------ RECORD EXTRACTS
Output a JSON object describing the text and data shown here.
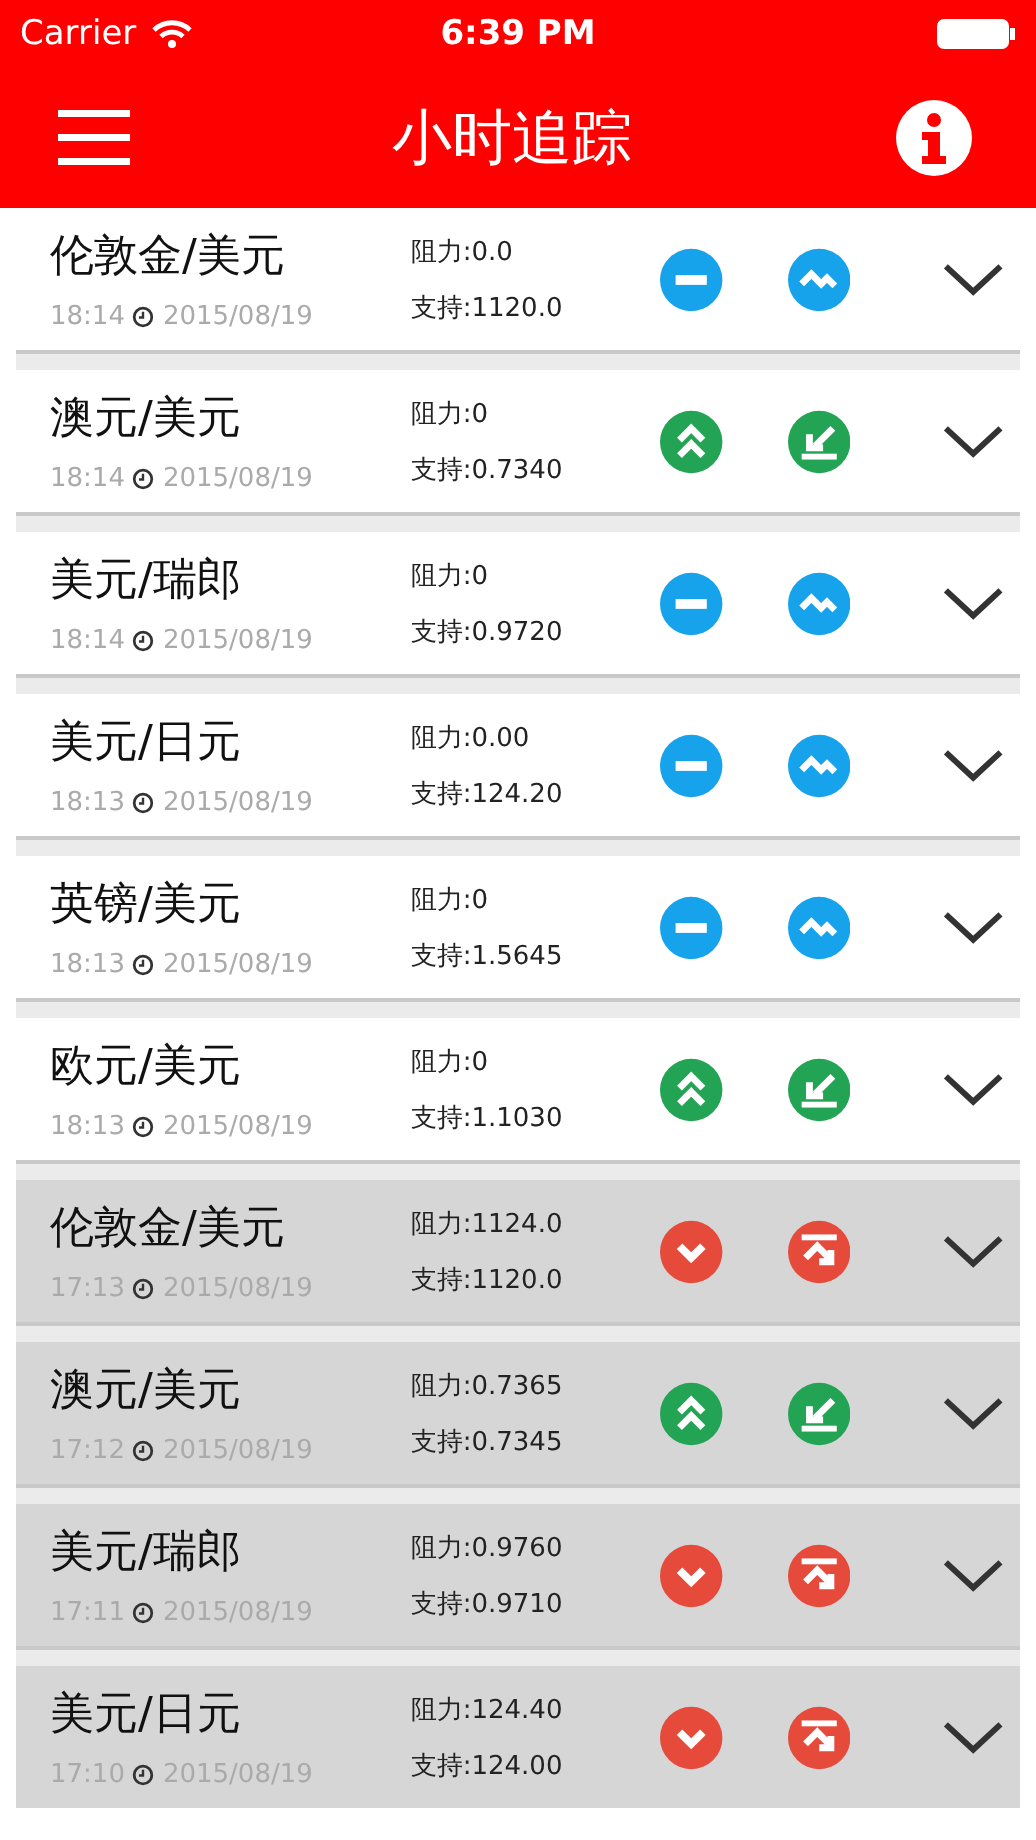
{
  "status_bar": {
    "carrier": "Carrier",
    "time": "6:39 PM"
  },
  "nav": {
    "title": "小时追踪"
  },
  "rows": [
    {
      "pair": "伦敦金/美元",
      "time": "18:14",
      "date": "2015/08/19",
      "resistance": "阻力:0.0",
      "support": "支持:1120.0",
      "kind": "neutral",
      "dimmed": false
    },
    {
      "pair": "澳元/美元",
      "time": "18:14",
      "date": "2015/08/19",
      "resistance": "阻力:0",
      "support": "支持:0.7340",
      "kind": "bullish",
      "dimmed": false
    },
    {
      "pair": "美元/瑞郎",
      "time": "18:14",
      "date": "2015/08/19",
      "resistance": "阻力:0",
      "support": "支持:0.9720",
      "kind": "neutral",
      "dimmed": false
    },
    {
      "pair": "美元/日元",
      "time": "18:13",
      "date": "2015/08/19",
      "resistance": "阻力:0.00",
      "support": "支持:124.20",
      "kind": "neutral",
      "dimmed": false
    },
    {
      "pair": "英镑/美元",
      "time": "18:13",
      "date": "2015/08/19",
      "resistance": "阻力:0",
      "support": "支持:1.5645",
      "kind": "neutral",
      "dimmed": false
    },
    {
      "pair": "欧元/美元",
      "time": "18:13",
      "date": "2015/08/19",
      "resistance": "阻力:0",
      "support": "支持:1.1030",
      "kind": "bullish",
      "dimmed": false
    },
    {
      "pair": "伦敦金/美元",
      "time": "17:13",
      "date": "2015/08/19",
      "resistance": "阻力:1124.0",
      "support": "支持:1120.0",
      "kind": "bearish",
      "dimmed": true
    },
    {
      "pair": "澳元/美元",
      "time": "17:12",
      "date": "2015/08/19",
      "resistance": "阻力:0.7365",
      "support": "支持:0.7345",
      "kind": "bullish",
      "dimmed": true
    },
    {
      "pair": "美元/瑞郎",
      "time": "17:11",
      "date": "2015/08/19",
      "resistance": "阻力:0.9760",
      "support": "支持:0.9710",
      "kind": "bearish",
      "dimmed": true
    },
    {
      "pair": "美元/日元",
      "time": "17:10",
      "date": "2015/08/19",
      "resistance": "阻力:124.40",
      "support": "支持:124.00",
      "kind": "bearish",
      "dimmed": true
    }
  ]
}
------------
__SET EXERCISE__: Go through the material above and copy each line that has the word "resistance".

__WRITTEN ANSWER__:
      "resistance": "阻力:0.0",
      "resistance": "阻力:0",
      "resistance": "阻力:0",
      "resistance": "阻力:0.00",
      "resistance": "阻力:0",
      "resistance": "阻力:0",
      "resistance": "阻力:1124.0",
      "resistance": "阻力:0.7365",
      "resistance": "阻力:0.9760",
      "resistance": "阻力:124.40",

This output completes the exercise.